Problem to work on: Identify the lines that contain the word "type", then copy them.

Entries with figure data
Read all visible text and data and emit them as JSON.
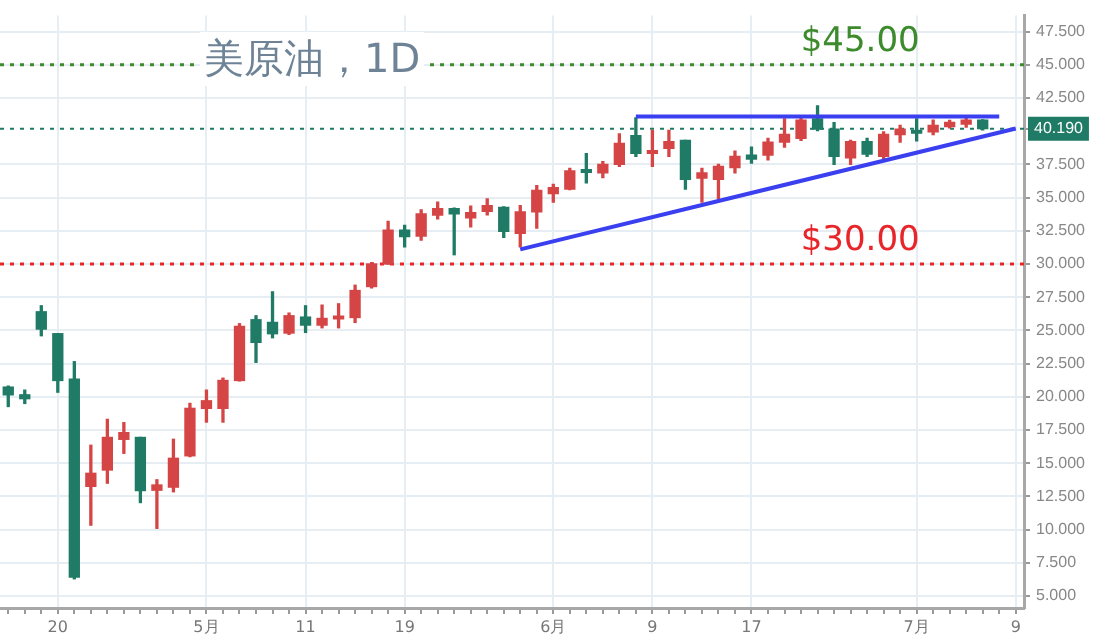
{
  "chart_data": {
    "type": "candlestick",
    "title": "美原油，1D",
    "categories": [
      null,
      null,
      null,
      "20",
      null,
      null,
      null,
      null,
      null,
      null,
      null,
      null,
      "5月",
      null,
      null,
      null,
      null,
      null,
      "11",
      null,
      null,
      null,
      null,
      null,
      "19",
      null,
      null,
      null,
      null,
      null,
      null,
      null,
      null,
      "6月",
      null,
      null,
      null,
      null,
      null,
      "9",
      null,
      null,
      null,
      null,
      null,
      "17",
      null,
      null,
      null,
      null,
      null,
      null,
      null,
      null,
      null,
      "7月",
      null,
      null,
      null,
      null,
      null,
      "9"
    ],
    "ohlc": [
      [
        20.73,
        20.8,
        19.27,
        20.15
      ],
      [
        20.15,
        20.5,
        19.5,
        19.86
      ],
      [
        26.4,
        26.85,
        24.6,
        25.1
      ],
      [
        24.75,
        24.75,
        20.35,
        21.23
      ],
      [
        21.33,
        22.64,
        6.3,
        6.42
      ],
      [
        13.26,
        16.35,
        10.34,
        14.24
      ],
      [
        14.49,
        18.3,
        13.5,
        16.94
      ],
      [
        16.8,
        18.05,
        15.75,
        17.3
      ],
      [
        16.94,
        16.94,
        12.04,
        12.94
      ],
      [
        12.97,
        13.75,
        10.1,
        13.36
      ],
      [
        13.2,
        16.8,
        12.85,
        15.37
      ],
      [
        15.56,
        19.5,
        15.5,
        19.13
      ],
      [
        19.13,
        20.5,
        18.1,
        19.7
      ],
      [
        19.13,
        21.4,
        18.1,
        21.23
      ],
      [
        21.23,
        25.5,
        21.2,
        25.3
      ],
      [
        25.8,
        26.1,
        22.6,
        24.1
      ],
      [
        25.6,
        27.9,
        24.45,
        24.75
      ],
      [
        24.8,
        26.3,
        24.7,
        26.1
      ],
      [
        26.0,
        26.85,
        24.85,
        25.4
      ],
      [
        25.4,
        26.9,
        25.2,
        25.9
      ],
      [
        25.87,
        27.0,
        25.2,
        26.07
      ],
      [
        25.97,
        28.4,
        25.6,
        28.0
      ],
      [
        28.3,
        30.1,
        28.2,
        30.0
      ],
      [
        30.0,
        33.2,
        30.0,
        32.55
      ],
      [
        32.55,
        32.9,
        31.3,
        32.06
      ],
      [
        32.1,
        34.07,
        31.8,
        33.77
      ],
      [
        33.68,
        34.66,
        33.4,
        34.17
      ],
      [
        34.17,
        34.2,
        30.7,
        33.77
      ],
      [
        33.48,
        34.36,
        32.8,
        33.87
      ],
      [
        33.97,
        34.9,
        33.7,
        34.4
      ],
      [
        34.26,
        34.3,
        32.0,
        32.45
      ],
      [
        32.3,
        34.4,
        31.3,
        33.92
      ],
      [
        33.92,
        35.9,
        32.7,
        35.54
      ],
      [
        35.3,
        36.0,
        34.66,
        35.74
      ],
      [
        35.64,
        37.2,
        35.6,
        37.0
      ],
      [
        37.1,
        38.3,
        36.1,
        36.9
      ],
      [
        36.86,
        37.7,
        36.5,
        37.5
      ],
      [
        37.5,
        39.8,
        37.35,
        39.07
      ],
      [
        39.66,
        41.0,
        38.1,
        38.33
      ],
      [
        38.33,
        40.05,
        37.35,
        38.53
      ],
      [
        38.7,
        40.05,
        38.1,
        39.2
      ],
      [
        39.3,
        39.3,
        35.64,
        36.37
      ],
      [
        36.47,
        37.2,
        34.66,
        36.86
      ],
      [
        36.37,
        37.5,
        34.9,
        37.35
      ],
      [
        37.25,
        38.5,
        36.86,
        38.1
      ],
      [
        38.19,
        38.8,
        37.6,
        37.9
      ],
      [
        38.19,
        39.46,
        37.84,
        39.17
      ],
      [
        39.17,
        40.93,
        38.8,
        39.75
      ],
      [
        39.46,
        41.0,
        39.3,
        40.83
      ],
      [
        40.93,
        41.9,
        40.05,
        40.15
      ],
      [
        40.15,
        40.64,
        37.5,
        38.1
      ],
      [
        38.0,
        39.3,
        37.5,
        39.2
      ],
      [
        39.2,
        39.46,
        38.1,
        38.28
      ],
      [
        38.1,
        39.95,
        37.9,
        39.75
      ],
      [
        39.75,
        40.44,
        39.17,
        40.15
      ],
      [
        40.05,
        40.93,
        39.27,
        39.85
      ],
      [
        39.95,
        40.83,
        39.75,
        40.44
      ],
      [
        40.35,
        40.8,
        40.25,
        40.65
      ],
      [
        40.54,
        41.1,
        40.3,
        40.83
      ],
      [
        40.83,
        40.85,
        40.1,
        40.19
      ],
      null,
      null
    ],
    "colors": [
      "#1f7b65",
      "#1f7b65",
      "#1f7b65",
      "#1f7b65",
      "#1f7b65",
      "#d64545",
      "#d64545",
      "#d64545",
      "#1f7b65",
      "#d64545",
      "#d64545",
      "#d64545",
      "#d64545",
      "#d64545",
      "#d64545",
      "#1f7b65",
      "#1f7b65",
      "#d64545",
      "#1f7b65",
      "#d64545",
      "#d64545",
      "#d64545",
      "#d64545",
      "#d64545",
      "#1f7b65",
      "#d64545",
      "#d64545",
      "#1f7b65",
      "#d64545",
      "#d64545",
      "#1f7b65",
      "#d64545",
      "#d64545",
      "#d64545",
      "#d64545",
      "#1f7b65",
      "#d64545",
      "#d64545",
      "#1f7b65",
      "#d64545",
      "#d64545",
      "#1f7b65",
      "#d64545",
      "#d64545",
      "#d64545",
      "#1f7b65",
      "#d64545",
      "#d64545",
      "#d64545",
      "#1f7b65",
      "#1f7b65",
      "#d64545",
      "#1f7b65",
      "#d64545",
      "#d64545",
      "#1f7b65",
      "#d64545",
      "#d64545",
      "#d64545",
      "#1f7b65",
      null,
      null
    ],
    "series": [
      {
        "type": "line",
        "color": "#3a3ff0",
        "values": [
          null,
          null,
          null,
          null,
          null,
          null,
          null,
          null,
          null,
          null,
          null,
          null,
          null,
          null,
          null,
          null,
          null,
          null,
          null,
          null,
          null,
          null,
          null,
          null,
          null,
          null,
          null,
          null,
          null,
          null,
          null,
          null,
          null,
          null,
          null,
          null,
          null,
          null,
          41.1,
          null,
          null,
          null,
          null,
          null,
          null,
          null,
          null,
          null,
          null,
          null,
          null,
          null,
          null,
          null,
          null,
          null,
          null,
          null,
          null,
          null,
          41.1,
          null
        ]
      },
      {
        "type": "line",
        "color": "#3a3ff0",
        "values": [
          null,
          null,
          null,
          null,
          null,
          null,
          null,
          null,
          null,
          null,
          null,
          null,
          null,
          null,
          null,
          null,
          null,
          null,
          null,
          null,
          null,
          null,
          null,
          null,
          null,
          null,
          null,
          null,
          null,
          null,
          null,
          31.1,
          null,
          null,
          null,
          null,
          null,
          null,
          null,
          null,
          null,
          null,
          null,
          null,
          null,
          null,
          null,
          null,
          null,
          null,
          null,
          null,
          null,
          null,
          null,
          null,
          null,
          null,
          null,
          null,
          null,
          40.2
        ]
      }
    ],
    "marker": "none",
    "ylim": [
      4.1,
      48.7
    ],
    "yticks": [
      {
        "value": 5,
        "label": "5.000"
      },
      {
        "value": 7.5,
        "label": "7.500"
      },
      {
        "value": 10,
        "label": "10.000"
      },
      {
        "value": 12.5,
        "label": "12.500"
      },
      {
        "value": 15,
        "label": "15.000"
      },
      {
        "value": 17.5,
        "label": "17.500"
      },
      {
        "value": 20,
        "label": "20.000"
      },
      {
        "value": 22.5,
        "label": "22.500"
      },
      {
        "value": 25,
        "label": "25.000"
      },
      {
        "value": 27.5,
        "label": "27.500"
      },
      {
        "value": 30,
        "label": "30.000"
      },
      {
        "value": 32.5,
        "label": "32.500"
      },
      {
        "value": 35,
        "label": "35.000"
      },
      {
        "value": 37.5,
        "label": "37.500"
      },
      {
        "value": 40.19,
        "label": "40.190"
      },
      {
        "value": 42.5,
        "label": "42.500"
      },
      {
        "value": 45,
        "label": "45.000"
      },
      {
        "value": 47.5,
        "label": "47.500"
      }
    ],
    "grid": true,
    "legend": false,
    "ref_lines": [
      {
        "axis": "y",
        "value": 45,
        "label": "$45.00",
        "color": "#3d8b2c",
        "line_style": "dotted"
      },
      {
        "axis": "y",
        "value": 30,
        "label": "$30.00",
        "color": "#e8262a",
        "line_style": "dotted"
      },
      {
        "axis": "y",
        "value": 40.19,
        "color": "#1f7b65",
        "line_style": "dotted"
      }
    ]
  }
}
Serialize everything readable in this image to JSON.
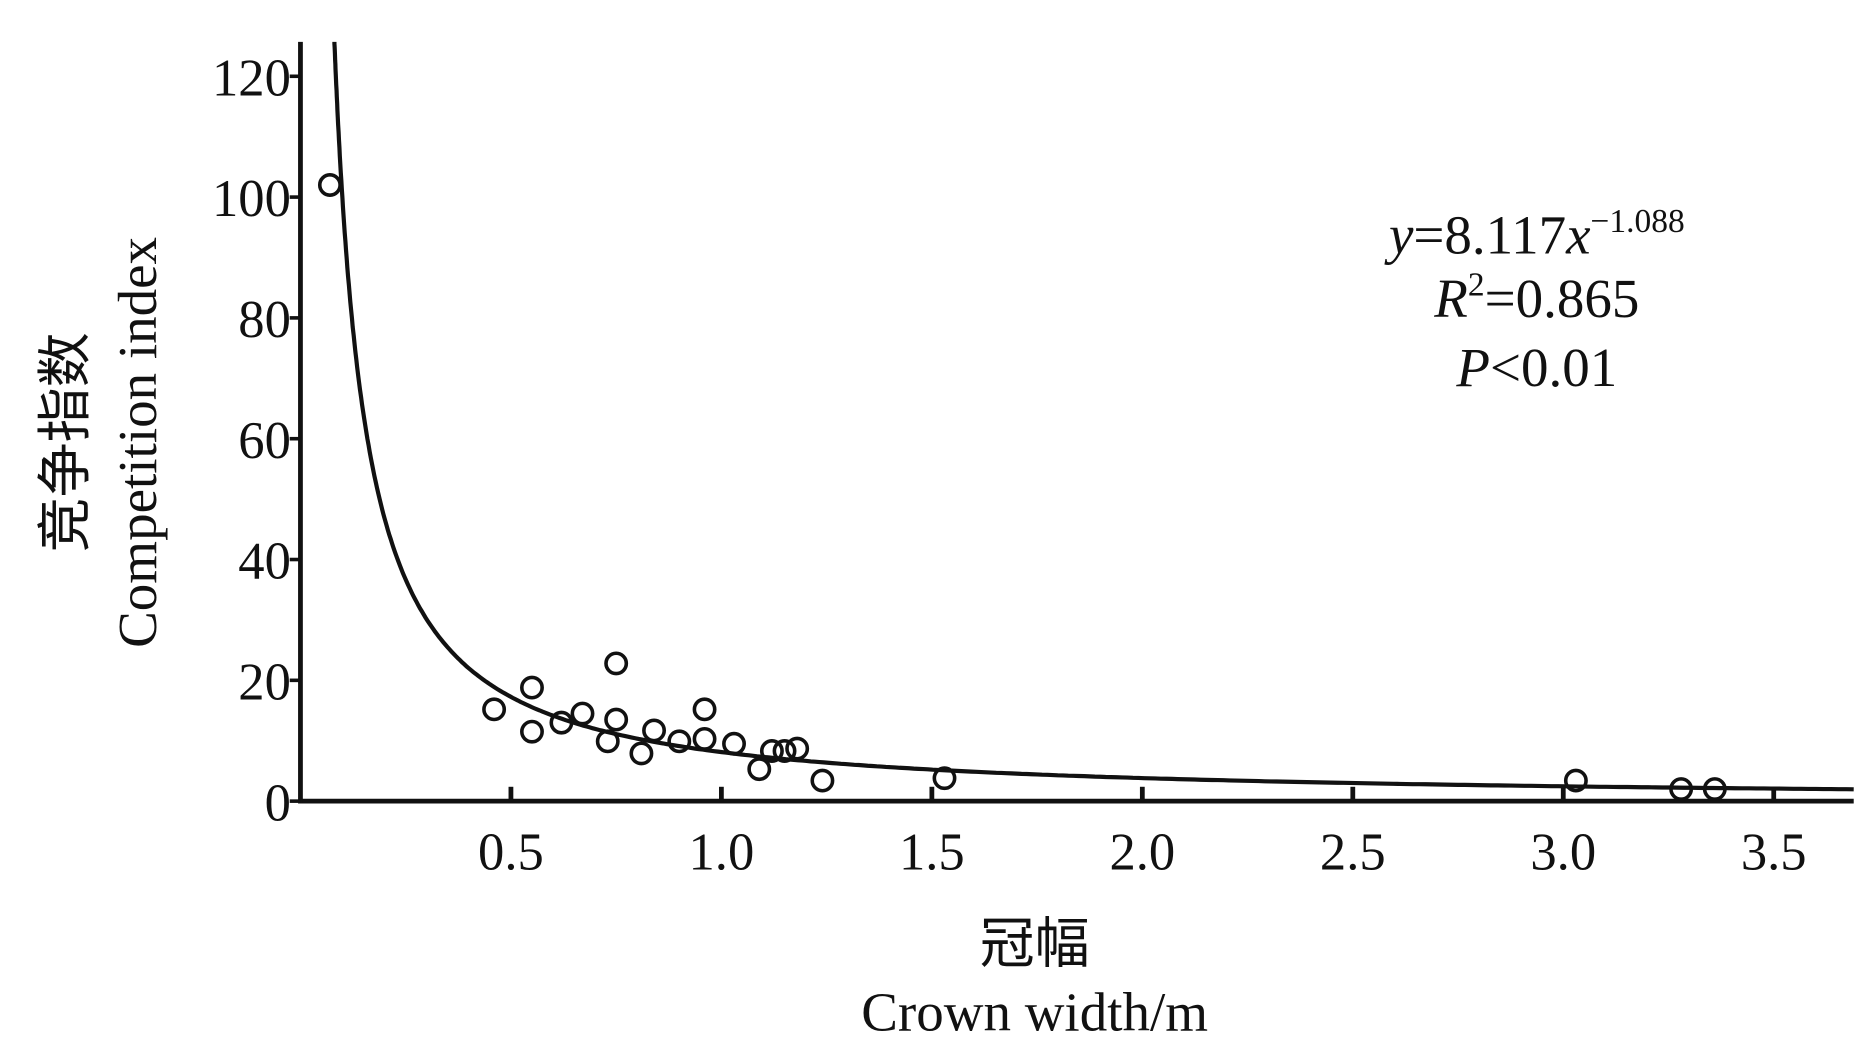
{
  "chart_data": {
    "type": "scatter",
    "xlabel_cn": "冠幅",
    "xlabel": "Crown width/m",
    "ylabel_cn": "竞争指数",
    "ylabel": "Competition index",
    "xlim": [
      0,
      3.69
    ],
    "ylim": [
      0,
      125.7
    ],
    "xticks": [
      "0.5",
      "1.0",
      "1.5",
      "2.0",
      "2.5",
      "3.0",
      "3.5"
    ],
    "xtick_values": [
      0.5,
      1.0,
      1.5,
      2.0,
      2.5,
      3.0,
      3.5
    ],
    "yticks": [
      "0",
      "20",
      "40",
      "60",
      "80",
      "100",
      "120"
    ],
    "ytick_values": [
      0,
      20,
      40,
      60,
      80,
      100,
      120
    ],
    "points": [
      {
        "x": 0.07,
        "y": 102
      },
      {
        "x": 0.46,
        "y": 15.2
      },
      {
        "x": 0.55,
        "y": 18.8
      },
      {
        "x": 0.55,
        "y": 11.5
      },
      {
        "x": 0.62,
        "y": 13.0
      },
      {
        "x": 0.67,
        "y": 14.5
      },
      {
        "x": 0.75,
        "y": 22.8
      },
      {
        "x": 0.75,
        "y": 13.5
      },
      {
        "x": 0.73,
        "y": 9.9
      },
      {
        "x": 0.81,
        "y": 7.9
      },
      {
        "x": 0.84,
        "y": 11.7
      },
      {
        "x": 0.9,
        "y": 9.9
      },
      {
        "x": 0.96,
        "y": 15.2
      },
      {
        "x": 0.96,
        "y": 10.3
      },
      {
        "x": 1.03,
        "y": 9.5
      },
      {
        "x": 1.09,
        "y": 5.3
      },
      {
        "x": 1.12,
        "y": 8.3
      },
      {
        "x": 1.15,
        "y": 8.3
      },
      {
        "x": 1.18,
        "y": 8.7
      },
      {
        "x": 1.24,
        "y": 3.4
      },
      {
        "x": 1.53,
        "y": 3.8
      },
      {
        "x": 3.03,
        "y": 3.4
      },
      {
        "x": 3.28,
        "y": 2.0
      },
      {
        "x": 3.36,
        "y": 2.0
      }
    ],
    "fit": {
      "a": 8.117,
      "b": -1.088,
      "type": "power"
    },
    "annotation": {
      "eq_y": "y",
      "eq_mid": "=8.117",
      "eq_x": "x",
      "eq_exp": "−1.088",
      "r_label": "R",
      "r_sup": "2",
      "r_value": "=0.865",
      "p_label": "P",
      "p_value": "<0.01"
    }
  }
}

Full answer:
    "type": "candlestick",
        "type": "line",
        "type": "line",
    "type": "scatter",
      "type": "power"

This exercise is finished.